## Exercise objective
Take each line that has the word "leaf" and return it.

## Data
** Begin **

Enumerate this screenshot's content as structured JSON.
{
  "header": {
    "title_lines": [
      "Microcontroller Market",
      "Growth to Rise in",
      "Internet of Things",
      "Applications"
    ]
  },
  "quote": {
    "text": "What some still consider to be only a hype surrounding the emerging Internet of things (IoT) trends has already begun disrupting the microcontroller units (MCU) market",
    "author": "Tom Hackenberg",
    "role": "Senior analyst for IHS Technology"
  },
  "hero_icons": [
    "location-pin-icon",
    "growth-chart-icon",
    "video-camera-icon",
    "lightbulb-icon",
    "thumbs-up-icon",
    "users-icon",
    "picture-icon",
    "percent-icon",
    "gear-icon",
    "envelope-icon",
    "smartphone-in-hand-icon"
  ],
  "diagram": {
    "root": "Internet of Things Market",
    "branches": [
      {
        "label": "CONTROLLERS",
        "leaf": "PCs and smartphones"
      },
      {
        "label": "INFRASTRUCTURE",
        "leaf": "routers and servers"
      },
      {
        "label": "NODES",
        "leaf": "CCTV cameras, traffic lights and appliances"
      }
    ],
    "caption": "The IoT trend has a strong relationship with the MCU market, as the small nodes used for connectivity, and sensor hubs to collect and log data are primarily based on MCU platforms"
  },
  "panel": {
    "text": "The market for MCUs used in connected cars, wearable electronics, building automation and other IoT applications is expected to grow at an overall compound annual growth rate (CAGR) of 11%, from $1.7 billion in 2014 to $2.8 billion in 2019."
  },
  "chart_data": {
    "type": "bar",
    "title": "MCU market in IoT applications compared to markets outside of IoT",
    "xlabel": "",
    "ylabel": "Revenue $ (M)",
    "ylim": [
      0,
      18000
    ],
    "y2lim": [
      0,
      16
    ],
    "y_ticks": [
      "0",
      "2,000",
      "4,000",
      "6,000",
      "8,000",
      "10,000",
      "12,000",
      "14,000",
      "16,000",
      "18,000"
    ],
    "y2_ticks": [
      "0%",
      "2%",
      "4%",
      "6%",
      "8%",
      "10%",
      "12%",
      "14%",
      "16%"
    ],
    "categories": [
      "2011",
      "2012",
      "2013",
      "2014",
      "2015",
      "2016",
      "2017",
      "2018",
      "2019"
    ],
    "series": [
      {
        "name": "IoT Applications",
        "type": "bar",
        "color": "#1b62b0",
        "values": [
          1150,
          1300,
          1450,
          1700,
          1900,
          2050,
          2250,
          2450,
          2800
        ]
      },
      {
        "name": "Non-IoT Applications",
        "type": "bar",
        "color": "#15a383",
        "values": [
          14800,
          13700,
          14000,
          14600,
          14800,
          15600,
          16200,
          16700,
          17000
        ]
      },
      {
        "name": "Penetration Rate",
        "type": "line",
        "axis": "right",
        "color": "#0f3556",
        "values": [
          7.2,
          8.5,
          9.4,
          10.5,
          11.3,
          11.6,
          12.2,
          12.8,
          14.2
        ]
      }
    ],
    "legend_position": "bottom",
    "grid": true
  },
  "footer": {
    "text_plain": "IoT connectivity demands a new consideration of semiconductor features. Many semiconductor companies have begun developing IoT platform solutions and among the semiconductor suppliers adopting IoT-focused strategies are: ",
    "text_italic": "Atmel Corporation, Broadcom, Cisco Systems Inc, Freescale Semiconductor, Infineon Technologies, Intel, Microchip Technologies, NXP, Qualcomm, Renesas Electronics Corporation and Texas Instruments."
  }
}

** End **

## Task result
        "leaf": "PCs and smartphones"
        "leaf": "routers and servers"
        "leaf": "CCTV cameras, traffic lights and appliances"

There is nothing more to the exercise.